Exercise goal: Where does the string "identity" appear? Copy every line of the entries below that holds it.

■ ■ ■ ■ ■ ■ ■

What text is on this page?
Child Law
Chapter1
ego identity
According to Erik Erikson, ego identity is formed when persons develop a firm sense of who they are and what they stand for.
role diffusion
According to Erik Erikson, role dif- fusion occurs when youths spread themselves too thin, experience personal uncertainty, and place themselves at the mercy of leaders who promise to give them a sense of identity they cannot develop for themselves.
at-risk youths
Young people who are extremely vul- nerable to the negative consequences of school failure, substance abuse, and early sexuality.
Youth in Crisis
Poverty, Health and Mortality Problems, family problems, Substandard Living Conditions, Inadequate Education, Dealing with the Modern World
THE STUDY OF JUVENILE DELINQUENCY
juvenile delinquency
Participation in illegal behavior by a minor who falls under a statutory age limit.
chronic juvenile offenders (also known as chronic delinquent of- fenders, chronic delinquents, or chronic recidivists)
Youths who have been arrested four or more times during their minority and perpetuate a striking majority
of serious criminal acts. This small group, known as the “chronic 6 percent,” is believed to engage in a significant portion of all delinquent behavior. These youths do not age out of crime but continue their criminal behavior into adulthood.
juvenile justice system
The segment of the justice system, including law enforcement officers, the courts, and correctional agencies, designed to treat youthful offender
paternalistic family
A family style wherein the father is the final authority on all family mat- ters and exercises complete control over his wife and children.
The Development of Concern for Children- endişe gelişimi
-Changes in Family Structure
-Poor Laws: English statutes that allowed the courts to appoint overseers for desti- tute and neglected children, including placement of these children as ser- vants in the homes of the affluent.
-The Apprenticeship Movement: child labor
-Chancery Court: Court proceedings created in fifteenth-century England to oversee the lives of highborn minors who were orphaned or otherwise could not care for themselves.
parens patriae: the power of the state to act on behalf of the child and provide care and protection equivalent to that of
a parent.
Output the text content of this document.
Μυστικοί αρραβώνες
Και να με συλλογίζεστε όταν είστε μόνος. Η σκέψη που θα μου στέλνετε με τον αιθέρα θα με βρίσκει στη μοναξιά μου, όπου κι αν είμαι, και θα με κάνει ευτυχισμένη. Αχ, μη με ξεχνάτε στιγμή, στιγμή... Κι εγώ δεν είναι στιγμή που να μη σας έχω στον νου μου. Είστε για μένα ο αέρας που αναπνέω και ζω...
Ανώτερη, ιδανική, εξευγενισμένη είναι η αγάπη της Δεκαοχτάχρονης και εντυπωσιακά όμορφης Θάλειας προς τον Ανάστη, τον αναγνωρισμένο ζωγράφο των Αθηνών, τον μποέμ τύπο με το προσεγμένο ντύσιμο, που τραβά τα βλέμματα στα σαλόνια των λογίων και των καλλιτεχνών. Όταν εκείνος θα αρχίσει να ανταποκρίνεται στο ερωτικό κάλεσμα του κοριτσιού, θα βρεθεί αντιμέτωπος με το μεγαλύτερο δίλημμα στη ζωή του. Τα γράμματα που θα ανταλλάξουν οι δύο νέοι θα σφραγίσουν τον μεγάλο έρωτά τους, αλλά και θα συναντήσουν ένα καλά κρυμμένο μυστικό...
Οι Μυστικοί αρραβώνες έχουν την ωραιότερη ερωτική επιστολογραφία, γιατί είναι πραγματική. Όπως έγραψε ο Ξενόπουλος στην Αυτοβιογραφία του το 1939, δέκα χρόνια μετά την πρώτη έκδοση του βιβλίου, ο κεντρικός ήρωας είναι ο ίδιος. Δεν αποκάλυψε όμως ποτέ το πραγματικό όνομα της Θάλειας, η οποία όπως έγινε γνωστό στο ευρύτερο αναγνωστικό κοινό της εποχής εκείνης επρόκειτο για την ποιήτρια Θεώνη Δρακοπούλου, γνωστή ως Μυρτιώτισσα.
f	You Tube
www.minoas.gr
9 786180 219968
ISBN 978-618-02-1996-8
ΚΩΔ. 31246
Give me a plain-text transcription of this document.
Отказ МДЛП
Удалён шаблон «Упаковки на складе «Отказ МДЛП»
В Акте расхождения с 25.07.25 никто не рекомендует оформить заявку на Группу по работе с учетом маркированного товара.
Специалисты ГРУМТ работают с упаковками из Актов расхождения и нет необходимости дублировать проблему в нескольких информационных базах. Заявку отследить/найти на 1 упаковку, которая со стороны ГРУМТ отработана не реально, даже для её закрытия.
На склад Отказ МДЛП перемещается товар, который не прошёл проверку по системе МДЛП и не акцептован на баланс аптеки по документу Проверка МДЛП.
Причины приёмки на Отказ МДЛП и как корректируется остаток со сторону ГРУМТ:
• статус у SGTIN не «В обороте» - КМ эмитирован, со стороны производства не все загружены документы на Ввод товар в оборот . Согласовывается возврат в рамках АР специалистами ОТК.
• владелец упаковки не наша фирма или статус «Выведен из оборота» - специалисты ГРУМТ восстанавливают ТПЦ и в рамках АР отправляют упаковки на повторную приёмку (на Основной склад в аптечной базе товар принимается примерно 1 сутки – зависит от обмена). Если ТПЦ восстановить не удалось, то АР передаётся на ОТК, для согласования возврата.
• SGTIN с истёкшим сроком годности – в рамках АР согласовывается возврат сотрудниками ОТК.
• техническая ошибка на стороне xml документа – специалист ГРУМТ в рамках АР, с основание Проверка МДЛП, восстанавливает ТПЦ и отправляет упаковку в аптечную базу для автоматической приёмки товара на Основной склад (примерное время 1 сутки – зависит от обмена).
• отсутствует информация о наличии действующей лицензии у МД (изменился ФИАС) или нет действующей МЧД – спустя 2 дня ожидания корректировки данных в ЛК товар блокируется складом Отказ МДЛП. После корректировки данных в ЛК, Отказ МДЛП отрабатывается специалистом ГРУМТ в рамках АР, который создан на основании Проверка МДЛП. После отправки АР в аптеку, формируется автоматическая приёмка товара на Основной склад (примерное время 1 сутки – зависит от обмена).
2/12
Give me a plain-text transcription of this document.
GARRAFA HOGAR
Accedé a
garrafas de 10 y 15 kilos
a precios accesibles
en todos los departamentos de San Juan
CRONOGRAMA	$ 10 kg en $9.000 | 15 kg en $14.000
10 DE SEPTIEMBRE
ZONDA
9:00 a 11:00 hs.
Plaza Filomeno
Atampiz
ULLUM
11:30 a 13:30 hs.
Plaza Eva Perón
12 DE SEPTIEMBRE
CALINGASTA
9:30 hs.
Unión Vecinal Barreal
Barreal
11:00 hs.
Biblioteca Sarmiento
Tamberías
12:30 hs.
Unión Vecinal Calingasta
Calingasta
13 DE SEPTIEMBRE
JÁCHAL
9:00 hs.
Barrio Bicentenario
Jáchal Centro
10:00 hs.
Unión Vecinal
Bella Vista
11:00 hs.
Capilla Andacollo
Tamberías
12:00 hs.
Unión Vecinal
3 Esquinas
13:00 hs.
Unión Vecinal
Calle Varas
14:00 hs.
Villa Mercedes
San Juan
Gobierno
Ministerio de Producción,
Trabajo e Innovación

■ ■ ■ ■ ■ ■ ■

Result of this exercise:
ego identity
According to Erik Erikson, ego identity is formed when persons develop a firm sense of who they are and what they stand for.
According to Erik Erikson, role dif- fusion occurs when youths spread themselves too thin, experience personal uncertainty, and place themselves at the mercy of leaders who promise to give them a sense of identity they cannot develop for themselves.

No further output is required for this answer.